=== Provided data ===

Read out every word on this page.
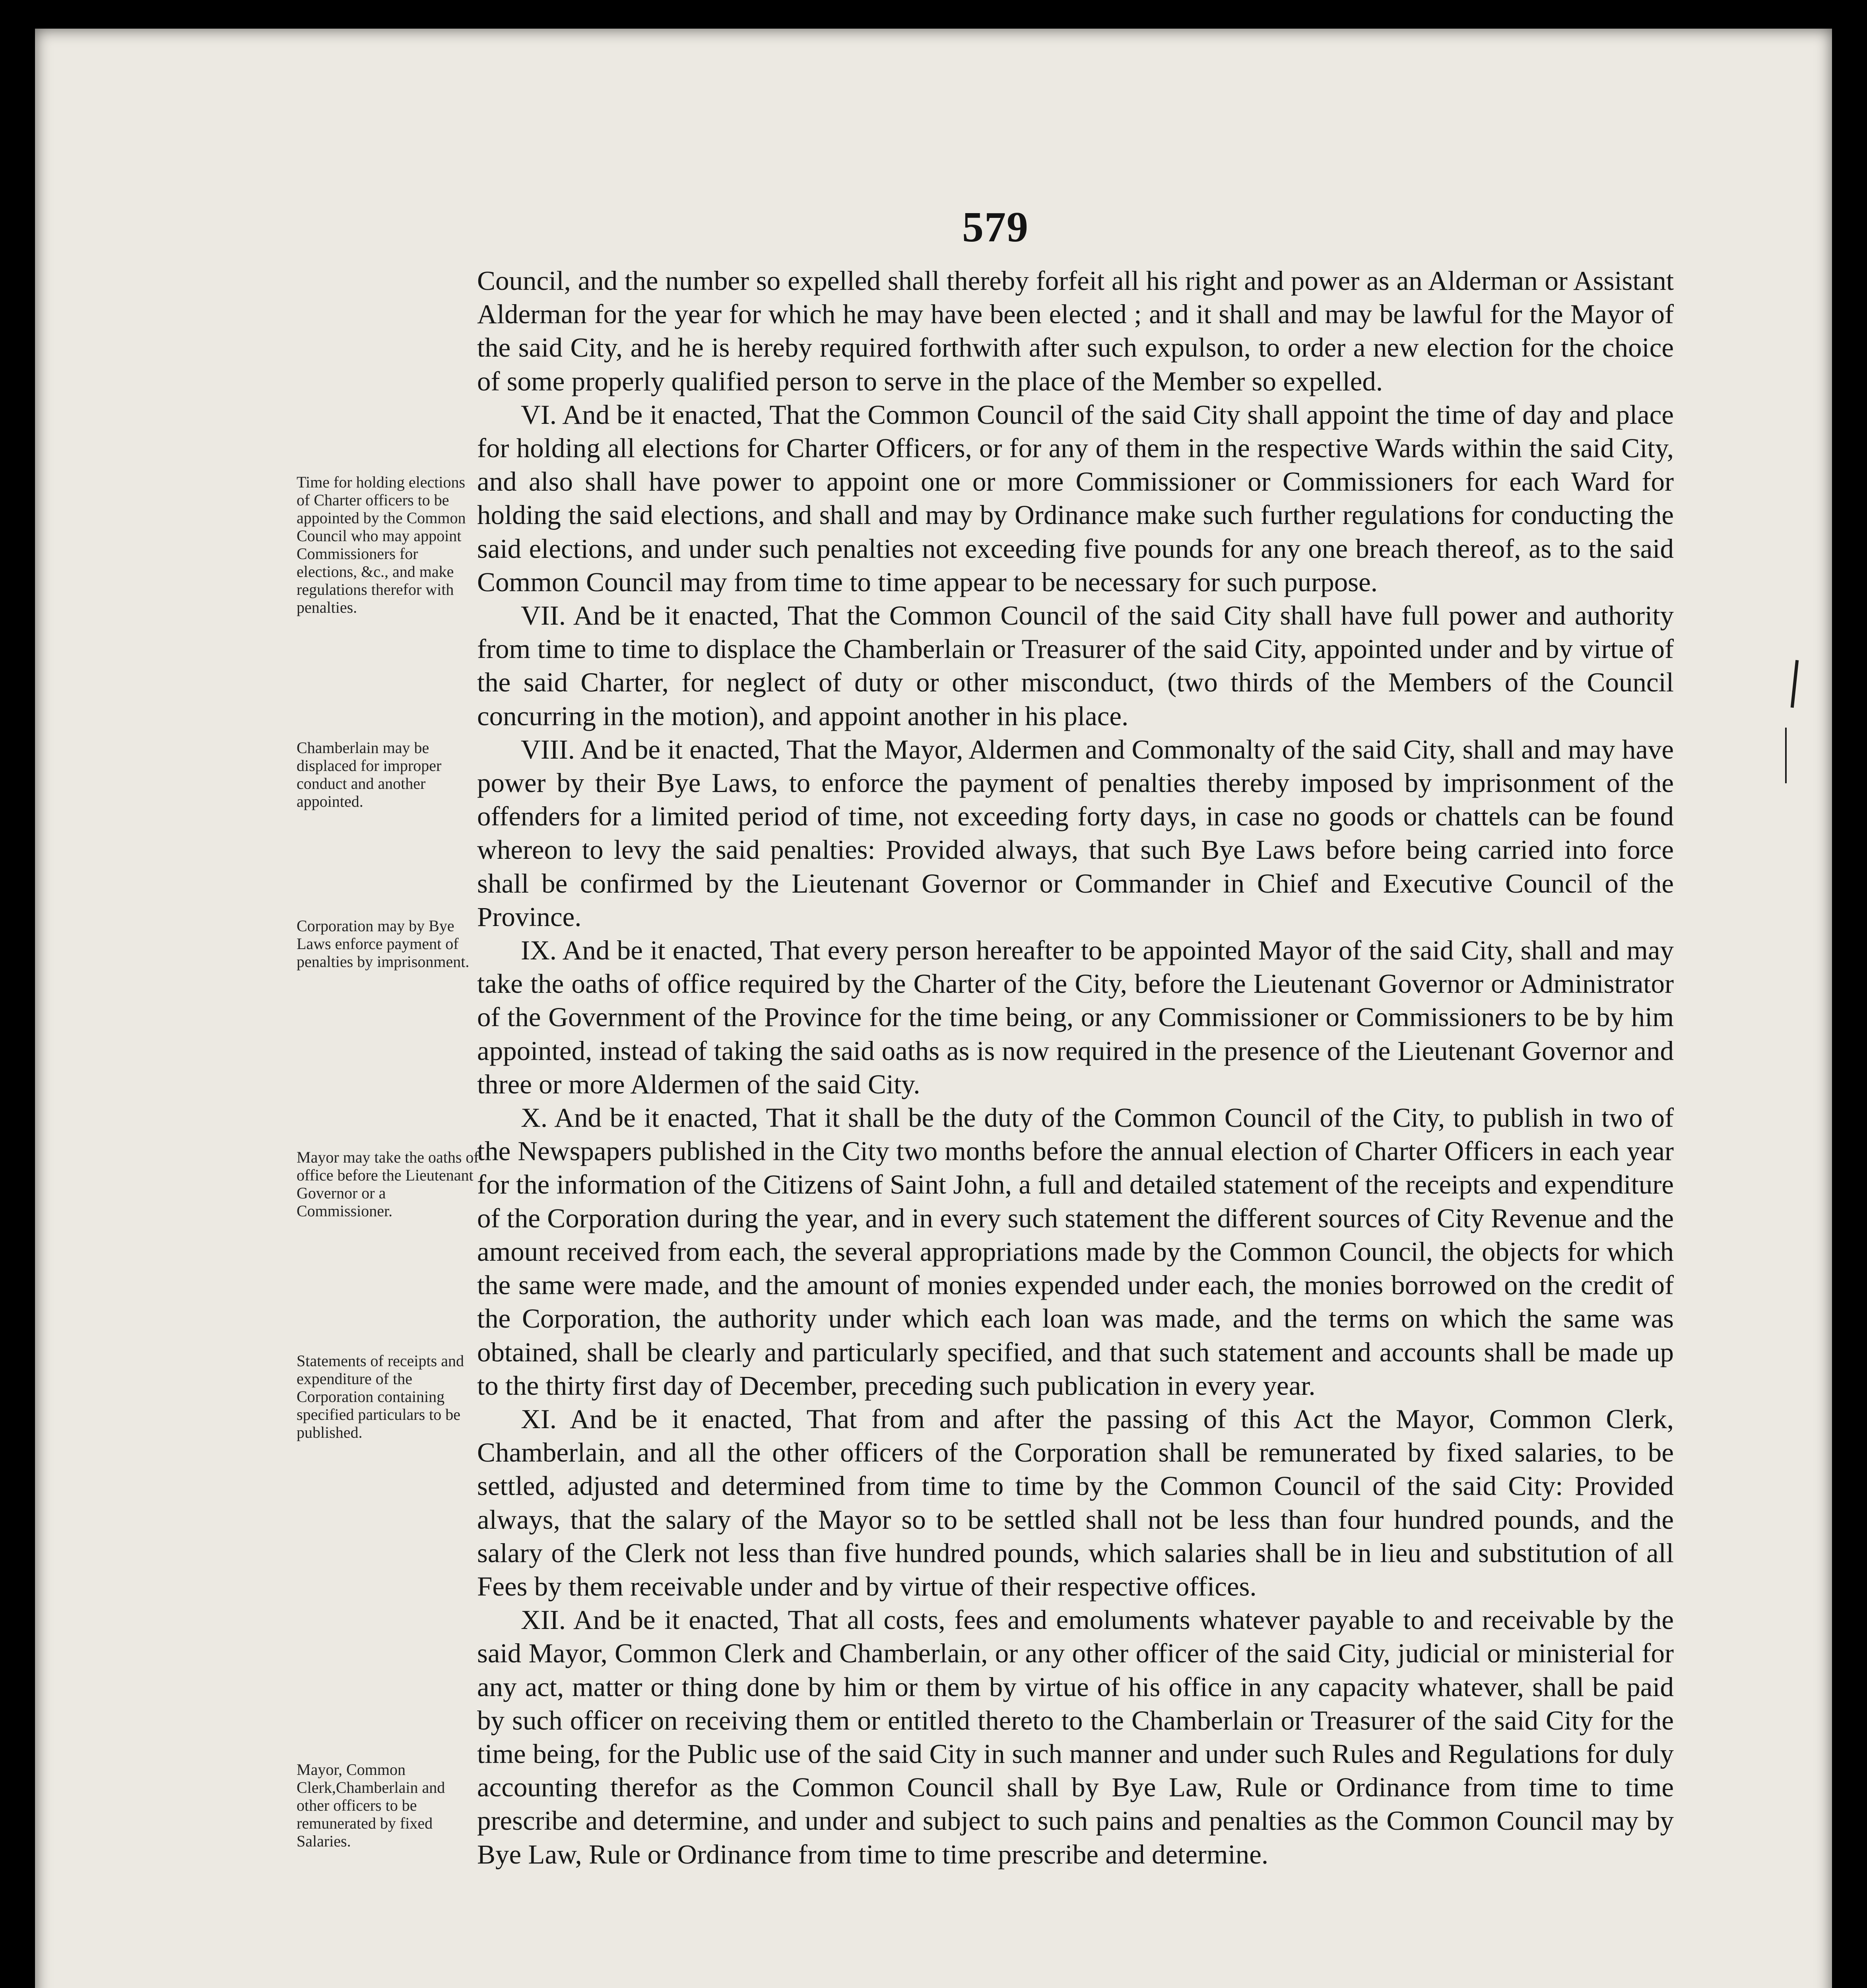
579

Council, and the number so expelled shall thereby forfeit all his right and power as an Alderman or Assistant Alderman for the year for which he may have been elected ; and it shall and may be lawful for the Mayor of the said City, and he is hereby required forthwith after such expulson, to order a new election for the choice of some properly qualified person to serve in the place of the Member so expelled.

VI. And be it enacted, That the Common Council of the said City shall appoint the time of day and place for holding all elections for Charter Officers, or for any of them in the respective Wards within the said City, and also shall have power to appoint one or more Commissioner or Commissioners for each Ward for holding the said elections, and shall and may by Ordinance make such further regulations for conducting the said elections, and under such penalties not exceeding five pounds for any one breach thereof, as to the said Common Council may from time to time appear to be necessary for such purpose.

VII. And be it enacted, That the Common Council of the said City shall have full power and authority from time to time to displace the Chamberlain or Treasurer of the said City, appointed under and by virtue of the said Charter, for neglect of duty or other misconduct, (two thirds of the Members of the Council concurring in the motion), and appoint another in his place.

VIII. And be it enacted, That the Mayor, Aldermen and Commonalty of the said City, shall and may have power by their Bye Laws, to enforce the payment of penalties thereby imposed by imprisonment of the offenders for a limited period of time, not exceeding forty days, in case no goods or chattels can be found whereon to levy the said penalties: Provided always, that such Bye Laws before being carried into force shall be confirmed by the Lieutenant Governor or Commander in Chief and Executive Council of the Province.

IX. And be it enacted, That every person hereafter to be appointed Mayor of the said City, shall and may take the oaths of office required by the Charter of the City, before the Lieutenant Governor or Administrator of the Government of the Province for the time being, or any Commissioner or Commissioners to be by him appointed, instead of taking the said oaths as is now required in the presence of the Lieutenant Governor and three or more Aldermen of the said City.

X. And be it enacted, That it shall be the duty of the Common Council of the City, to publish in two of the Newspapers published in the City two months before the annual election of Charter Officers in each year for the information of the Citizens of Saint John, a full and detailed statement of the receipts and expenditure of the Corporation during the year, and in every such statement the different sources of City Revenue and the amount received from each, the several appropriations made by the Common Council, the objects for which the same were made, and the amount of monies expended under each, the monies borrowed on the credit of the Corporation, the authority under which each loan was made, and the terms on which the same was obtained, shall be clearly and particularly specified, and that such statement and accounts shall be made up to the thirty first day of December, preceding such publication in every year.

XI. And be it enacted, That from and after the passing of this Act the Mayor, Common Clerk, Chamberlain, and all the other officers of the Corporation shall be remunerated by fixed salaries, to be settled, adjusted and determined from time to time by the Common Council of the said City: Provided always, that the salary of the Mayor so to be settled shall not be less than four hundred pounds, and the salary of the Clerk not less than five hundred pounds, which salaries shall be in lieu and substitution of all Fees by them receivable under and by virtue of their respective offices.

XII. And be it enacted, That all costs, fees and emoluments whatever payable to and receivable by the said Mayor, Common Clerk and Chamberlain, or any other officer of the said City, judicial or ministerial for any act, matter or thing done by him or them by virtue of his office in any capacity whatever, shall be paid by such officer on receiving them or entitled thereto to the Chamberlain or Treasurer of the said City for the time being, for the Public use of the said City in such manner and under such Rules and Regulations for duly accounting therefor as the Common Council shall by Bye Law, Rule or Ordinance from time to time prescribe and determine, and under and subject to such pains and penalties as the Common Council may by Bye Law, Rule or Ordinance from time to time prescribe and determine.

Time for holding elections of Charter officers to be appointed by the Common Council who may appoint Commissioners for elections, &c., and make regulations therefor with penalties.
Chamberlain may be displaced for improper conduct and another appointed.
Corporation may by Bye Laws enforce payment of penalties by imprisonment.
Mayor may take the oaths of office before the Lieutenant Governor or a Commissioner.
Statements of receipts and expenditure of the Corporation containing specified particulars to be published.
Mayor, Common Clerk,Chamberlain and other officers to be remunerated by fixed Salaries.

===

=== Work to be completed ===
Identify each line containing the string "another" and copy it out.

=== The response ===
VII. And be it enacted, That the Common Council of the said City shall have full power and authority from time to time to displace the Chamberlain or Treasurer of the said City, appointed under and by virtue of the said Charter, for neglect of duty or other misconduct, (two thirds of the Members of the Council concurring in the motion), and appoint another in his place.
Chamberlain may be displaced for improper conduct and another appointed.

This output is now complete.